* Exercise task *
Reproduce the material in full, exactly as written.

* START Supplied information *

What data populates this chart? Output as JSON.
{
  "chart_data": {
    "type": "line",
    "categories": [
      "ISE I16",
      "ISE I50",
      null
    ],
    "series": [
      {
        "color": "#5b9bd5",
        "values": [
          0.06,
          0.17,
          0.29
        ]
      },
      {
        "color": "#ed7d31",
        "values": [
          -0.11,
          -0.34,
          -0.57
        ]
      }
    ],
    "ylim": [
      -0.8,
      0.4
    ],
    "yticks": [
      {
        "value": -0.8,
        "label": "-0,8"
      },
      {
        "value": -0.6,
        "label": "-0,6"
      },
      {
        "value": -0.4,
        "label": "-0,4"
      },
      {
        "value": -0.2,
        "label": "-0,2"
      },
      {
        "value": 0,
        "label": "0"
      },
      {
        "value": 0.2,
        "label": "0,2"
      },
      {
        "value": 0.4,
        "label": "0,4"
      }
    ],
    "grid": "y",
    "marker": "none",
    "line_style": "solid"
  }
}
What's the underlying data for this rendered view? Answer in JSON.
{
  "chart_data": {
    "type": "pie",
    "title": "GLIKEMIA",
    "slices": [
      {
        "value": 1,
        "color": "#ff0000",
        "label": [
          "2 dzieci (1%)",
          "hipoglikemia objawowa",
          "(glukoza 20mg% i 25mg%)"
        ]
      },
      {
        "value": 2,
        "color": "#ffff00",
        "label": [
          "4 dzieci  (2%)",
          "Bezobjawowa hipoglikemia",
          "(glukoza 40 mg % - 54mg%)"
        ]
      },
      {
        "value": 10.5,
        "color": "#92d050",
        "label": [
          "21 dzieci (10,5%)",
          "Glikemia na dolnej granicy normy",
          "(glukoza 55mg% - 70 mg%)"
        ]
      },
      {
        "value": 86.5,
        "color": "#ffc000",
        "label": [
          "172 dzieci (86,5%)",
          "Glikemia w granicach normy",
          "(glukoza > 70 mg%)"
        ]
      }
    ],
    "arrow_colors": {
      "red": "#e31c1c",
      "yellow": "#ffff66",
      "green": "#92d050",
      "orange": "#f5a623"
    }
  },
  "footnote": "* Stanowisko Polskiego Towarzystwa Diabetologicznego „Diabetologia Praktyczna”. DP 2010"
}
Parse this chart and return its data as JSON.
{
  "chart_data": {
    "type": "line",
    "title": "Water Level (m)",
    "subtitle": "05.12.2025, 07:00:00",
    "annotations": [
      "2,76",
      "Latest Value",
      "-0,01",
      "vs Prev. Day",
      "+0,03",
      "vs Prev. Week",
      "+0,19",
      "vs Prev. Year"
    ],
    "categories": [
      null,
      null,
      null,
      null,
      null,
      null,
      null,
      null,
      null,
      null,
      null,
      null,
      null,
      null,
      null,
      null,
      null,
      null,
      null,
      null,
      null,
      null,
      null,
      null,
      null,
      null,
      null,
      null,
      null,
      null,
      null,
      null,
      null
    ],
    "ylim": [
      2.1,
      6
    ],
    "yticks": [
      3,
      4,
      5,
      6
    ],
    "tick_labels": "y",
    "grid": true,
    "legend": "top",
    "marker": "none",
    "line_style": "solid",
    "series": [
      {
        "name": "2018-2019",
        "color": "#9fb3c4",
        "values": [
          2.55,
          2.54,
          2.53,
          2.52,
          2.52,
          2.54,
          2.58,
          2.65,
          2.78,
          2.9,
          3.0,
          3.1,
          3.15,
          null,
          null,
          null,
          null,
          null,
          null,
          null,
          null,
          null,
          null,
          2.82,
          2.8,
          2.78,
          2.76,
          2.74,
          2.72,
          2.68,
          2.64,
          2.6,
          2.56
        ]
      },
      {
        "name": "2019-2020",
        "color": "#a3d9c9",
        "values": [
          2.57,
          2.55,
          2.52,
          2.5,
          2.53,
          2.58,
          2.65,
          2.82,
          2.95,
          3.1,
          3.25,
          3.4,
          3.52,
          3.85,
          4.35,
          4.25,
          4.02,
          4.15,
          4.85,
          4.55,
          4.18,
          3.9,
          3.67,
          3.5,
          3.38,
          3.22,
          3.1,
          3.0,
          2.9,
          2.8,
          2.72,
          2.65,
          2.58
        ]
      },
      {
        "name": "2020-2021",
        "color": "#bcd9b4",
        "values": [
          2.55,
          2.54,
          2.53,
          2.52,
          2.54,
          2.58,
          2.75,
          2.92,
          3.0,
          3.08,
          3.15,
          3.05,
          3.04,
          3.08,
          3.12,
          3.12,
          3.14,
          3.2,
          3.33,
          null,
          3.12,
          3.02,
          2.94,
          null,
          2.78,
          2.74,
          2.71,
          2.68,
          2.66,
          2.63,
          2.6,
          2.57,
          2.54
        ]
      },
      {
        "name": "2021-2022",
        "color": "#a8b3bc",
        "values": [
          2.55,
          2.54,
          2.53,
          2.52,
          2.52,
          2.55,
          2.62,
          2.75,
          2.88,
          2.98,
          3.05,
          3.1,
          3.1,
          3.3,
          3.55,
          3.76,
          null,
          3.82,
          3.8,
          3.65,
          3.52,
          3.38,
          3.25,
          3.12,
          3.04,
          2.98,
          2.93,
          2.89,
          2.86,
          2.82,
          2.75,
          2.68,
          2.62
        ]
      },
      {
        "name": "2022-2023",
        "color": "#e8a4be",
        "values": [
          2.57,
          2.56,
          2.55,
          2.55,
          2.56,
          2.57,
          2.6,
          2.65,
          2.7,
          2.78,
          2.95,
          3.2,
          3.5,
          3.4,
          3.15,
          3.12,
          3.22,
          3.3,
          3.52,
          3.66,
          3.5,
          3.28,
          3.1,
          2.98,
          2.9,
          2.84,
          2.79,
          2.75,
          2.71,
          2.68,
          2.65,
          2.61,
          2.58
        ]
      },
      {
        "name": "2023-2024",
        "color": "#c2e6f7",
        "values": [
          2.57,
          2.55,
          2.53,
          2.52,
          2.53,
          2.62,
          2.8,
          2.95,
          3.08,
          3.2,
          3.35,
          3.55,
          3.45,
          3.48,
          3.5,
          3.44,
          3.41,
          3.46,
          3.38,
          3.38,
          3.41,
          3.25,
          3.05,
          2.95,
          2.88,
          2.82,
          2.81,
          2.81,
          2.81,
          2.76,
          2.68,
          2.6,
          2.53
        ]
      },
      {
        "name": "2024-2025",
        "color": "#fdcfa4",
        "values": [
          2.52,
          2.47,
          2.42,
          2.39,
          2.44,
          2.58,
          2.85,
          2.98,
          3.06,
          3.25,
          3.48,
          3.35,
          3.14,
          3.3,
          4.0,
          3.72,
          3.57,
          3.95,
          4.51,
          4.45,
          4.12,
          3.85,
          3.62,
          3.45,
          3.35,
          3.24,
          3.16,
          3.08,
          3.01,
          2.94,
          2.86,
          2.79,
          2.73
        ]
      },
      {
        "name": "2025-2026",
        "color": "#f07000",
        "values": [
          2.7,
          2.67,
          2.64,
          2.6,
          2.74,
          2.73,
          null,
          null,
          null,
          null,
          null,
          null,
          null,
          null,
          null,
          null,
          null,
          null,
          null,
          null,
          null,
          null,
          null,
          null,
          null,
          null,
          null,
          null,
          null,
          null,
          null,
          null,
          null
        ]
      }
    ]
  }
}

* END Supplied information *

* Solution to the problem *
What data populates this chart? Output as JSON.
{
  "chart_data": {
    "type": "line",
    "categories": [
      "ISE I16",
      "ISE I50",
      null
    ],
    "series": [
      {
        "color": "#5b9bd5",
        "values": [
          0.06,
          0.17,
          0.29
        ]
      },
      {
        "color": "#ed7d31",
        "values": [
          -0.11,
          -0.34,
          -0.57
        ]
      }
    ],
    "ylim": [
      -0.8,
      0.4
    ],
    "yticks": [
      {
        "value": -0.8,
        "label": "-0,8"
      },
      {
        "value": -0.6,
        "label": "-0,6"
      },
      {
        "value": -0.4,
        "label": "-0,4"
      },
      {
        "value": -0.2,
        "label": "-0,2"
      },
      {
        "value": 0,
        "label": "0"
      },
      {
        "value": 0.2,
        "label": "0,2"
      },
      {
        "value": 0.4,
        "label": "0,4"
      }
    ],
    "grid": "y",
    "marker": "none",
    "line_style": "solid"
  }
}
What's the underlying data for this rendered view? Answer in JSON.
{
  "chart_data": {
    "type": "pie",
    "title": "GLIKEMIA",
    "slices": [
      {
        "value": 1,
        "color": "#ff0000",
        "label": [
          "2 dzieci (1%)",
          "hipoglikemia objawowa",
          "(glukoza 20mg% i 25mg%)"
        ]
      },
      {
        "value": 2,
        "color": "#ffff00",
        "label": [
          "4 dzieci  (2%)",
          "Bezobjawowa hipoglikemia",
          "(glukoza 40 mg % - 54mg%)"
        ]
      },
      {
        "value": 10.5,
        "color": "#92d050",
        "label": [
          "21 dzieci (10,5%)",
          "Glikemia na dolnej granicy normy",
          "(glukoza 55mg% - 70 mg%)"
        ]
      },
      {
        "value": 86.5,
        "color": "#ffc000",
        "label": [
          "172 dzieci (86,5%)",
          "Glikemia w granicach normy",
          "(glukoza > 70 mg%)"
        ]
      }
    ],
    "arrow_colors": {
      "red": "#e31c1c",
      "yellow": "#ffff66",
      "green": "#92d050",
      "orange": "#f5a623"
    }
  },
  "footnote": "* Stanowisko Polskiego Towarzystwa Diabetologicznego „Diabetologia Praktyczna”. DP 2010"
}
Parse this chart and return its data as JSON.
{
  "chart_data": {
    "type": "line",
    "title": "Water Level (m)",
    "subtitle": "05.12.2025, 07:00:00",
    "annotations": [
      "2,76",
      "Latest Value",
      "-0,01",
      "vs Prev. Day",
      "+0,03",
      "vs Prev. Week",
      "+0,19",
      "vs Prev. Year"
    ],
    "categories": [
      null,
      null,
      null,
      null,
      null,
      null,
      null,
      null,
      null,
      null,
      null,
      null,
      null,
      null,
      null,
      null,
      null,
      null,
      null,
      null,
      null,
      null,
      null,
      null,
      null,
      null,
      null,
      null,
      null,
      null,
      null,
      null,
      null
    ],
    "ylim": [
      2.1,
      6
    ],
    "yticks": [
      3,
      4,
      5,
      6
    ],
    "tick_labels": "y",
    "grid": true,
    "legend": "top",
    "marker": "none",
    "line_style": "solid",
    "series": [
      {
        "name": "2018-2019",
        "color": "#9fb3c4",
        "values": [
          2.55,
          2.54,
          2.53,
          2.52,
          2.52,
          2.54,
          2.58,
          2.65,
          2.78,
          2.9,
          3.0,
          3.1,
          3.15,
          null,
          null,
          null,
          null,
          null,
          null,
          null,
          null,
          null,
          null,
          2.82,
          2.8,
          2.78,
          2.76,
          2.74,
          2.72,
          2.68,
          2.64,
          2.6,
          2.56
        ]
      },
      {
        "name": "2019-2020",
        "color": "#a3d9c9",
        "values": [
          2.57,
          2.55,
          2.52,
          2.5,
          2.53,
          2.58,
          2.65,
          2.82,
          2.95,
          3.1,
          3.25,
          3.4,
          3.52,
          3.85,
          4.35,
          4.25,
          4.02,
          4.15,
          4.85,
          4.55,
          4.18,
          3.9,
          3.67,
          3.5,
          3.38,
          3.22,
          3.1,
          3.0,
          2.9,
          2.8,
          2.72,
          2.65,
          2.58
        ]
      },
      {
        "name": "2020-2021",
        "color": "#bcd9b4",
        "values": [
          2.55,
          2.54,
          2.53,
          2.52,
          2.54,
          2.58,
          2.75,
          2.92,
          3.0,
          3.08,
          3.15,
          3.05,
          3.04,
          3.08,
          3.12,
          3.12,
          3.14,
          3.2,
          3.33,
          null,
          3.12,
          3.02,
          2.94,
          null,
          2.78,
          2.74,
          2.71,
          2.68,
          2.66,
          2.63,
          2.6,
          2.57,
          2.54
        ]
      },
      {
        "name": "2021-2022",
        "color": "#a8b3bc",
        "values": [
          2.55,
          2.54,
          2.53,
          2.52,
          2.52,
          2.55,
          2.62,
          2.75,
          2.88,
          2.98,
          3.05,
          3.1,
          3.1,
          3.3,
          3.55,
          3.76,
          null,
          3.82,
          3.8,
          3.65,
          3.52,
          3.38,
          3.25,
          3.12,
          3.04,
          2.98,
          2.93,
          2.89,
          2.86,
          2.82,
          2.75,
          2.68,
          2.62
        ]
      },
      {
        "name": "2022-2023",
        "color": "#e8a4be",
        "values": [
          2.57,
          2.56,
          2.55,
          2.55,
          2.56,
          2.57,
          2.6,
          2.65,
          2.7,
          2.78,
          2.95,
          3.2,
          3.5,
          3.4,
          3.15,
          3.12,
          3.22,
          3.3,
          3.52,
          3.66,
          3.5,
          3.28,
          3.1,
          2.98,
          2.9,
          2.84,
          2.79,
          2.75,
          2.71,
          2.68,
          2.65,
          2.61,
          2.58
        ]
      },
      {
        "name": "2023-2024",
        "color": "#c2e6f7",
        "values": [
          2.57,
          2.55,
          2.53,
          2.52,
          2.53,
          2.62,
          2.8,
          2.95,
          3.08,
          3.2,
          3.35,
          3.55,
          3.45,
          3.48,
          3.5,
          3.44,
          3.41,
          3.46,
          3.38,
          3.38,
          3.41,
          3.25,
          3.05,
          2.95,
          2.88,
          2.82,
          2.81,
          2.81,
          2.81,
          2.76,
          2.68,
          2.6,
          2.53
        ]
      },
      {
        "name": "2024-2025",
        "color": "#fdcfa4",
        "values": [
          2.52,
          2.47,
          2.42,
          2.39,
          2.44,
          2.58,
          2.85,
          2.98,
          3.06,
          3.25,
          3.48,
          3.35,
          3.14,
          3.3,
          4.0,
          3.72,
          3.57,
          3.95,
          4.51,
          4.45,
          4.12,
          3.85,
          3.62,
          3.45,
          3.35,
          3.24,
          3.16,
          3.08,
          3.01,
          2.94,
          2.86,
          2.79,
          2.73
        ]
      },
      {
        "name": "2025-2026",
        "color": "#f07000",
        "values": [
          2.7,
          2.67,
          2.64,
          2.6,
          2.74,
          2.73,
          null,
          null,
          null,
          null,
          null,
          null,
          null,
          null,
          null,
          null,
          null,
          null,
          null,
          null,
          null,
          null,
          null,
          null,
          null,
          null,
          null,
          null,
          null,
          null,
          null,
          null,
          null
        ]
      }
    ]
  }
}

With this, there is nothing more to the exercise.